GIVEN PASSAGE>
• • • •

This category contains two undeserving Johnny Depp nominations. Here are some of the performances left off of that list, for reference’s sake: Riz Ahmed with a brave and oddly touching performance in Four Lions. John C. Reilly in the hysterically awkward Cyrus. Jim Carrey in one of his better roles to date in I Love You Phillip Morris (as a six-time nominee, I thought he might have been a lock in this category). Michael Cera in two of his best performances of his career in Youth in Revolt and Scott Pilgrim Vs. The World. Robert Downey Jr. in Iron Man 2 (hey, if Johnny Depp can get a nod for The Tourist, why shouldn’t Iron Man 2 count?). Zach Galifianakis in his most heartfelt performance yet in It’s Kind Of A Funny Story. Aaron Johnson in Kick-Ass. Tom Cruise in Knight and Day. Will Ferrell in The Other Guys. Steve Carell who did well in the otherwise odious Dinner For Shmucks. There are so many possible nominations here, all of which would have been more deserved than Depp’s two nods.
2. Burlesque scoring three nominations, including for (?!?) Best Picture.
Many of the movies I named above should have made it into the Best Picture category as well. Since I hated The Kids Are All Right, really the only nomination I’m glad made it in was Red, a breezy fun action-comedy with some great supporting turns from John Malkovich and Helen Mirren. Still, there were so many good comedies that could have been rewarded this year. On the artsier side of this, both Four Lions and I Love You Phillip Morris were daring and tackled some hot-button issues face-on with heart and wit. On the more mainstream side, Cyrus and Scott Pilgrim Vs. The World were both two of the funnier films of the year, taking subjects such as commitment, envy, and what we’ll do for the ones we love and spinning them in vastly different but equally inventive ways. Movies like Kick Ass, Hot Tub Time Machine, and The Other Guys are more edgy and irreverent with their humor, but they would have been more deserving nominees than all but Red in this category. The inclusion of Burlesque, a universally panned Christina Aguilera music video co-starring the corpse of Cher, is beyond laughable. It’s funnier than nearly all of the films in this category.
1. The snubbing of animated films in the Best Musical/Comedy category.

• • • •

ENTRIES SHOWN>
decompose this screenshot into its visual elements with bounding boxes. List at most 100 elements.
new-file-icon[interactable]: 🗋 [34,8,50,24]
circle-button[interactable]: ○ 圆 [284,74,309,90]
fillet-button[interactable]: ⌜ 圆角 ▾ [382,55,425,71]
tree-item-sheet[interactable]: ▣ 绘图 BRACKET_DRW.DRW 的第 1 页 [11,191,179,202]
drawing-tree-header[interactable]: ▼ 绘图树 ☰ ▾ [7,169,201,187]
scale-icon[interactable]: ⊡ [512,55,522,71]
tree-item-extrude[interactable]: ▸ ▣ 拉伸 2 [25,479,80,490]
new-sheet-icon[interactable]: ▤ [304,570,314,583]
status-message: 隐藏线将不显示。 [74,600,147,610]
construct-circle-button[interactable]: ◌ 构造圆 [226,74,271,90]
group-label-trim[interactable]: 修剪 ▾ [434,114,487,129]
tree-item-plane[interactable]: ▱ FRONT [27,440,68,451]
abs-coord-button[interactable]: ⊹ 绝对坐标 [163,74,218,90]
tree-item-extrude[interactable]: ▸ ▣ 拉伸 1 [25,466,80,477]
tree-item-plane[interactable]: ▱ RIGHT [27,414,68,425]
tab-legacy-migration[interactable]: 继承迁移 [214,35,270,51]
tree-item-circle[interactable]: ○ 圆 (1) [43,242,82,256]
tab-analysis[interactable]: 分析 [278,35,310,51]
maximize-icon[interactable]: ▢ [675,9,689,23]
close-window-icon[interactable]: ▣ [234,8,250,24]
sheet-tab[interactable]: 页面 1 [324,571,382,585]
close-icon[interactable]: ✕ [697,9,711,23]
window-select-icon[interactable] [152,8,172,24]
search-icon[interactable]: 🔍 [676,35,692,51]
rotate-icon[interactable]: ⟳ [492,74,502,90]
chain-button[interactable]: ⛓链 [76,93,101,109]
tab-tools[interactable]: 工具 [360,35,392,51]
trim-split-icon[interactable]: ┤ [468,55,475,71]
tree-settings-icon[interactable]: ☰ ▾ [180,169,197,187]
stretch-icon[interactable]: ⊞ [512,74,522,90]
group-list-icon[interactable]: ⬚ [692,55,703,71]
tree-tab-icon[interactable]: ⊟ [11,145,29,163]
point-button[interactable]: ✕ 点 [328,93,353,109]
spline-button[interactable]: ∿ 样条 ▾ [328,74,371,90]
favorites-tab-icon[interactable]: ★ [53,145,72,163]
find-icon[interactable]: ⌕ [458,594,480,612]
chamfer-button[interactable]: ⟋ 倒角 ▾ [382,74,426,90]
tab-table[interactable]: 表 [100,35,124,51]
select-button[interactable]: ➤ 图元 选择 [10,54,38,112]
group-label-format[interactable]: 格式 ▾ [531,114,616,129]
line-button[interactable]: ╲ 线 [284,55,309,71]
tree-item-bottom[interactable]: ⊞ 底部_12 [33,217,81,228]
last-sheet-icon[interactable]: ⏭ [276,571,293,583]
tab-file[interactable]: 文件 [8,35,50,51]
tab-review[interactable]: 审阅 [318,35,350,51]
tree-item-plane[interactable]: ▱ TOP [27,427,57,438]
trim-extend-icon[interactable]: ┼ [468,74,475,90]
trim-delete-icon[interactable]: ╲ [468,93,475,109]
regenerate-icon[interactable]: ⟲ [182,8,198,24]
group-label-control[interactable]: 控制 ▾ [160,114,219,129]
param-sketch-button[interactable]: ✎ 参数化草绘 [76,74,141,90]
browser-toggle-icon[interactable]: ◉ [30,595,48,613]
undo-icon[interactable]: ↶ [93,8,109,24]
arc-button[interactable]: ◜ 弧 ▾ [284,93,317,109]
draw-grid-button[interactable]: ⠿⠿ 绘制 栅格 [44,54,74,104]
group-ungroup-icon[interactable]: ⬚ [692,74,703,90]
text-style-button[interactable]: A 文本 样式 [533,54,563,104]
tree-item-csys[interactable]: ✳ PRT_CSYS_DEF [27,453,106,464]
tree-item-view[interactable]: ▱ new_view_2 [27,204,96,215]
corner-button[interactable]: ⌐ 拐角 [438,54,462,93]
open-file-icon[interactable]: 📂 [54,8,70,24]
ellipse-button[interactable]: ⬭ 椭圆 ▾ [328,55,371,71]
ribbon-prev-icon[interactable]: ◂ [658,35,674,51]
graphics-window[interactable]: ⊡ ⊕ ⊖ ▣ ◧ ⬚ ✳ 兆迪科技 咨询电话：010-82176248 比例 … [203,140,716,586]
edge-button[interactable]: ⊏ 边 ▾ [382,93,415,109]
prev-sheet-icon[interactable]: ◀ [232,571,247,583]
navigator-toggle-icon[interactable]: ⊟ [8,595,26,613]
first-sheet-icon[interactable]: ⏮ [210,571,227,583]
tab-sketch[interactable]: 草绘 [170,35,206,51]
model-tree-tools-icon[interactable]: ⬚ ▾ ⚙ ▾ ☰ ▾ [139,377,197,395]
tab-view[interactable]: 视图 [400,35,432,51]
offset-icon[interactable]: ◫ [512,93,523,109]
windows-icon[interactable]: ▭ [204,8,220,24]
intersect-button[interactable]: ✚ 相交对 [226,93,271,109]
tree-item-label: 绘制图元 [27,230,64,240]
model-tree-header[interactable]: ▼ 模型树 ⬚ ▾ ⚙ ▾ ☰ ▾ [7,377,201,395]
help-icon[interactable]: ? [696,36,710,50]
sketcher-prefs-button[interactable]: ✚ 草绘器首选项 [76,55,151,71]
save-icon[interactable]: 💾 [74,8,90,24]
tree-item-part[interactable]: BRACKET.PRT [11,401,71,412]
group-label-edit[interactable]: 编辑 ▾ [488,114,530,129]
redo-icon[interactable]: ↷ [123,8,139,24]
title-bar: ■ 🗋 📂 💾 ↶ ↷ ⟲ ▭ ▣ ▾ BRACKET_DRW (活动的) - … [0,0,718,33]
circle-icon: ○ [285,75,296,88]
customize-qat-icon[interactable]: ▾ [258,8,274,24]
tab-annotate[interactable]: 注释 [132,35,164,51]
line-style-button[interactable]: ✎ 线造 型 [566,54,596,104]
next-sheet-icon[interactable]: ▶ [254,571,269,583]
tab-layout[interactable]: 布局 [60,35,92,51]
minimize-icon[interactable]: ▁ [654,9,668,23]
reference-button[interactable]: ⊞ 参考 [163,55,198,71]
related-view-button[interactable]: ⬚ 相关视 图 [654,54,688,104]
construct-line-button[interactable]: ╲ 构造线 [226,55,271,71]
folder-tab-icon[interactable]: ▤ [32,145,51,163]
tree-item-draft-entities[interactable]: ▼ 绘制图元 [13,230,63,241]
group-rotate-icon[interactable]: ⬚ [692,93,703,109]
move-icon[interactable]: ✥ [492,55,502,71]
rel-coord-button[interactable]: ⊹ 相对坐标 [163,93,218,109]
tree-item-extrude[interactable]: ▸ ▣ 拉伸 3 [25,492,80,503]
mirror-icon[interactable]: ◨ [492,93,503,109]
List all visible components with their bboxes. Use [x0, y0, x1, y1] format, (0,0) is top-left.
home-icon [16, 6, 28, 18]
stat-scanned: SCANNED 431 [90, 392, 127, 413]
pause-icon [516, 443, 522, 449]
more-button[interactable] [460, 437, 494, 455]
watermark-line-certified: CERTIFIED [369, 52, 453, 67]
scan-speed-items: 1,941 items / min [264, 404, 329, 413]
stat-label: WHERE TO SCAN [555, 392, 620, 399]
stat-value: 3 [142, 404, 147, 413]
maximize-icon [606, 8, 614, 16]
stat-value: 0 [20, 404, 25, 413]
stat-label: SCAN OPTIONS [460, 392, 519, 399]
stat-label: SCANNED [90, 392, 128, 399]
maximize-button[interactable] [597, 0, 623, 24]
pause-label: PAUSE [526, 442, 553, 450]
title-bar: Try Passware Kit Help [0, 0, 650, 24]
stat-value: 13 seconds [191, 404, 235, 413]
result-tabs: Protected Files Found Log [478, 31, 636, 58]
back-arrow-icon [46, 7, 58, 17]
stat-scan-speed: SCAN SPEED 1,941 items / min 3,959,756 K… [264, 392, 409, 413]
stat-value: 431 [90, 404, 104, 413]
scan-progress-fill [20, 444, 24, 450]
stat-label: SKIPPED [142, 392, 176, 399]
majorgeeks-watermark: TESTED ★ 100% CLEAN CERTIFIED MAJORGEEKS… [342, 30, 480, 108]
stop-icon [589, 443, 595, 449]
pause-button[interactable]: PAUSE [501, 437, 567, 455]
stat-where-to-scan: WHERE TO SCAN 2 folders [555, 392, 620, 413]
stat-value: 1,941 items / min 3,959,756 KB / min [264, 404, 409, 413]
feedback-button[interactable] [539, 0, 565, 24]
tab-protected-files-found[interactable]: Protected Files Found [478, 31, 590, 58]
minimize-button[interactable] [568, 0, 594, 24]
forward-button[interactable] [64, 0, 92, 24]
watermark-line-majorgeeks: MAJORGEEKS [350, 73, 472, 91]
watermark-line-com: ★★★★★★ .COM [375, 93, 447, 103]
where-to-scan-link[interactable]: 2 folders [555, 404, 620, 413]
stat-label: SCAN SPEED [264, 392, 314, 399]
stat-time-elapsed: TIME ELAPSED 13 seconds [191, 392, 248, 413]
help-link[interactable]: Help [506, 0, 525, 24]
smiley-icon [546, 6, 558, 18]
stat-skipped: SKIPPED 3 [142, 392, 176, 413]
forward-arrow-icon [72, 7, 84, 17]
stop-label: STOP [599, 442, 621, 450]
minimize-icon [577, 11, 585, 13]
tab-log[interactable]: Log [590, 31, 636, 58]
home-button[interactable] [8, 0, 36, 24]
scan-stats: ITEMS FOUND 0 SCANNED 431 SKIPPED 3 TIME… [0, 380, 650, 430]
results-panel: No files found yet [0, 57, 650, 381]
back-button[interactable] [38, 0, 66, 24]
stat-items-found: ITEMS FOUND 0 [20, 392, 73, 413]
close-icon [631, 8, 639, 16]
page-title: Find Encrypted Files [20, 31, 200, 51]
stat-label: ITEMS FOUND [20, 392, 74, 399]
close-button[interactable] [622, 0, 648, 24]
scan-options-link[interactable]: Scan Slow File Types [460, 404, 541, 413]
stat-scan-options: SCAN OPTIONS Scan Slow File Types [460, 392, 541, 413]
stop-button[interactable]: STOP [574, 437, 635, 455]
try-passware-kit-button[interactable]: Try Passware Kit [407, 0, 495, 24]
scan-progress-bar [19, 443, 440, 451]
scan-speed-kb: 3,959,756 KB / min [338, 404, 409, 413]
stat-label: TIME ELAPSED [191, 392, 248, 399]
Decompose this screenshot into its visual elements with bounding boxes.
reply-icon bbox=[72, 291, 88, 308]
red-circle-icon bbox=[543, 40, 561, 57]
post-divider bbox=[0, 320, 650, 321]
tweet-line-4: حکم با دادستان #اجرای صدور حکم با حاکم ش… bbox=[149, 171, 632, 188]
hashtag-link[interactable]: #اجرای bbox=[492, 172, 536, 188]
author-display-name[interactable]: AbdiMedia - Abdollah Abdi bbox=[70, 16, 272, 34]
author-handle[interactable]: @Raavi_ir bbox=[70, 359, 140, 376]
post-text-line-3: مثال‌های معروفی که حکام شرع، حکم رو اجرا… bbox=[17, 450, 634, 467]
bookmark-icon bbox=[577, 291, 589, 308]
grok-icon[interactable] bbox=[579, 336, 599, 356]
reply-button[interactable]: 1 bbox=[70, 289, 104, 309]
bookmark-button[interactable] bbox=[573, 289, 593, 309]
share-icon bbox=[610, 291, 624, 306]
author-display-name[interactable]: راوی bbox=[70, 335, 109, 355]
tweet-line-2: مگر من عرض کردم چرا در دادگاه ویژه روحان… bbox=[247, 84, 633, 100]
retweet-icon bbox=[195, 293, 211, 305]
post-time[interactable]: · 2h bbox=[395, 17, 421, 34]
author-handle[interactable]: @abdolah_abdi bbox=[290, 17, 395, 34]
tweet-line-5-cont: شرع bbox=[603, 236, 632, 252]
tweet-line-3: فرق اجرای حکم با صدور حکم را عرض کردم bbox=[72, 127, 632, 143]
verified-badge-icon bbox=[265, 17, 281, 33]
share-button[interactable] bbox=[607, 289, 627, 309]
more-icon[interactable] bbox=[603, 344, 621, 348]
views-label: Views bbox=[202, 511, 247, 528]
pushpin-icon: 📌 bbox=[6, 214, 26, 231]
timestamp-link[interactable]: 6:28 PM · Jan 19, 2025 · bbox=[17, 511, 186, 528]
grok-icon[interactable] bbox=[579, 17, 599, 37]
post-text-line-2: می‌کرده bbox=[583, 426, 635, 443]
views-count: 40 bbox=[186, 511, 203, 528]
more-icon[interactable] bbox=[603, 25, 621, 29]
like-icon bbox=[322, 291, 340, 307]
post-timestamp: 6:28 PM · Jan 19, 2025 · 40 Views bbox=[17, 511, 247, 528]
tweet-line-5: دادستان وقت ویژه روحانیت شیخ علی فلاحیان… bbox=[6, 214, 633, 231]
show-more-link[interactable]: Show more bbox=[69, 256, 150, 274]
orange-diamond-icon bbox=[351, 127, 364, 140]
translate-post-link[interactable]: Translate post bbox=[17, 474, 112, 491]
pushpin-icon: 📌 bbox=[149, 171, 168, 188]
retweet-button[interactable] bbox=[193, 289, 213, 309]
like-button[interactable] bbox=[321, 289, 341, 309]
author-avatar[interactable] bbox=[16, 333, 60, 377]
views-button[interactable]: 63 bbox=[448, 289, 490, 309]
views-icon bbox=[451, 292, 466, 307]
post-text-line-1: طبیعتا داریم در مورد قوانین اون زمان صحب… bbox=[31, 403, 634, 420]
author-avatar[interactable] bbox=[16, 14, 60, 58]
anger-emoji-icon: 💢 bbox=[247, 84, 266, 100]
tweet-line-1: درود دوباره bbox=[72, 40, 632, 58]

• • • •

Rewrite the paragraph of the text on the comedy nominations that begins "This category contains two undeserving Johnny Depp nominations" as a shorter bulleted list, keeping its main facts. The records are separate material, unrelated to the text on the comedy nominations.

- The category includes two undeserved Johnny Depp nominations.
- Overlooked performances include:
  - Riz Ahmed, Four Lions
  - John C. Reilly, Cyrus
  - Jim Carrey, I Love You Phillip Morris (a six-time nominee thought likely to be chosen)
  - Michael Cera, Youth in Revolt and Scott Pilgrim Vs. The World
  - Robert Downey Jr., Iron Man 2
  - Zach Galifianakis, It's Kind Of A Funny Story
  - Aaron Johnson, Kick-Ass
  - Tom Cruise, Knight and Day
  - Will Ferrell, The Other Guys
  - Steve Carell, Dinner For Shmucks
- All of these would have been more deserving than Depp's two nominations.